____ Records supplied
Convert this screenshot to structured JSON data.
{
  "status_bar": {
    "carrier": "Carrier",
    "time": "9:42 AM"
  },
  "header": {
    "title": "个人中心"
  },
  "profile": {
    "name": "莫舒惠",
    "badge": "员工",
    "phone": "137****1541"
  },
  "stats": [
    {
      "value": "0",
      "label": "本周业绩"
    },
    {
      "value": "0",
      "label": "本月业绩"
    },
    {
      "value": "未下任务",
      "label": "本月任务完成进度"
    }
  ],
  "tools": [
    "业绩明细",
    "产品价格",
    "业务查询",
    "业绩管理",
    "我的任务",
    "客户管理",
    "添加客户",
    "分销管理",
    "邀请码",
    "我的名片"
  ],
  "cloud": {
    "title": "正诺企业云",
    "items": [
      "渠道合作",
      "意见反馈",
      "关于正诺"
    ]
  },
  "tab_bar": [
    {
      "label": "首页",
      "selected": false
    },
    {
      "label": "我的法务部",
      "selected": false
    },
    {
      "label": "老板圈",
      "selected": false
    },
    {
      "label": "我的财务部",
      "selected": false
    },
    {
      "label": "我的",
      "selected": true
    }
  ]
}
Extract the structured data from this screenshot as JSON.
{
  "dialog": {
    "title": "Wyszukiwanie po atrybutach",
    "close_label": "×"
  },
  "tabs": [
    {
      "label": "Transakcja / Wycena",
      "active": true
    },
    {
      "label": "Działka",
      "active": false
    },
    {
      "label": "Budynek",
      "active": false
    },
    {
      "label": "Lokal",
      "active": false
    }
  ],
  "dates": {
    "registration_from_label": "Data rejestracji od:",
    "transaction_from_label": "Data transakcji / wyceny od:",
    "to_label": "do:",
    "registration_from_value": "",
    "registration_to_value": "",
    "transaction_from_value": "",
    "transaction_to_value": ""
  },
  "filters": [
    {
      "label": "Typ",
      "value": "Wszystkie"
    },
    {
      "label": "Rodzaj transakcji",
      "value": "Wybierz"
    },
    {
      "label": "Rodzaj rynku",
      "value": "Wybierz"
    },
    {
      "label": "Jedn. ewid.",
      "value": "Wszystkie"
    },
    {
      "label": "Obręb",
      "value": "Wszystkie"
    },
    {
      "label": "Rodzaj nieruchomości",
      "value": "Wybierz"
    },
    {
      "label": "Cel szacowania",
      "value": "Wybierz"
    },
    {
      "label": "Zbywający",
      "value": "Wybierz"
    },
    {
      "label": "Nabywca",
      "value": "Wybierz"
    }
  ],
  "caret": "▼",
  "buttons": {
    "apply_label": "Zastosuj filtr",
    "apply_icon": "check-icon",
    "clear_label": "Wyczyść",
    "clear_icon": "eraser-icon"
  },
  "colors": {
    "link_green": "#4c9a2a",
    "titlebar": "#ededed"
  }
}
________
**Exercise directions**
Write each line above out exactly.

**Solution to this problem**
Convert this screenshot to structured JSON data.
{
  "status_bar": {
    "carrier": "Carrier",
    "time": "9:42 AM"
  },
  "header": {
    "title": "个人中心"
  },
  "profile": {
    "name": "莫舒惠",
    "badge": "员工",
    "phone": "137****1541"
  },
  "stats": [
    {
      "value": "0",
      "label": "本周业绩"
    },
    {
      "value": "0",
      "label": "本月业绩"
    },
    {
      "value": "未下任务",
      "label": "本月任务完成进度"
    }
  ],
  "tools": [
    "业绩明细",
    "产品价格",
    "业务查询",
    "业绩管理",
    "我的任务",
    "客户管理",
    "添加客户",
    "分销管理",
    "邀请码",
    "我的名片"
  ],
  "cloud": {
    "title": "正诺企业云",
    "items": [
      "渠道合作",
      "意见反馈",
      "关于正诺"
    ]
  },
  "tab_bar": [
    {
      "label": "首页",
      "selected": false
    },
    {
      "label": "我的法务部",
      "selected": false
    },
    {
      "label": "老板圈",
      "selected": false
    },
    {
      "label": "我的财务部",
      "selected": false
    },
    {
      "label": "我的",
      "selected": true
    }
  ]
}
Extract the structured data from this screenshot as JSON.
{
  "dialog": {
    "title": "Wyszukiwanie po atrybutach",
    "close_label": "×"
  },
  "tabs": [
    {
      "label": "Transakcja / Wycena",
      "active": true
    },
    {
      "label": "Działka",
      "active": false
    },
    {
      "label": "Budynek",
      "active": false
    },
    {
      "label": "Lokal",
      "active": false
    }
  ],
  "dates": {
    "registration_from_label": "Data rejestracji od:",
    "transaction_from_label": "Data transakcji / wyceny od:",
    "to_label": "do:",
    "registration_from_value": "",
    "registration_to_value": "",
    "transaction_from_value": "",
    "transaction_to_value": ""
  },
  "filters": [
    {
      "label": "Typ",
      "value": "Wszystkie"
    },
    {
      "label": "Rodzaj transakcji",
      "value": "Wybierz"
    },
    {
      "label": "Rodzaj rynku",
      "value": "Wybierz"
    },
    {
      "label": "Jedn. ewid.",
      "value": "Wszystkie"
    },
    {
      "label": "Obręb",
      "value": "Wszystkie"
    },
    {
      "label": "Rodzaj nieruchomości",
      "value": "Wybierz"
    },
    {
      "label": "Cel szacowania",
      "value": "Wybierz"
    },
    {
      "label": "Zbywający",
      "value": "Wybierz"
    },
    {
      "label": "Nabywca",
      "value": "Wybierz"
    }
  ],
  "caret": "▼",
  "buttons": {
    "apply_label": "Zastosuj filtr",
    "apply_icon": "check-icon",
    "clear_label": "Wyczyść",
    "clear_icon": "eraser-icon"
  },
  "colors": {
    "link_green": "#4c9a2a",
    "titlebar": "#ededed"
  }
}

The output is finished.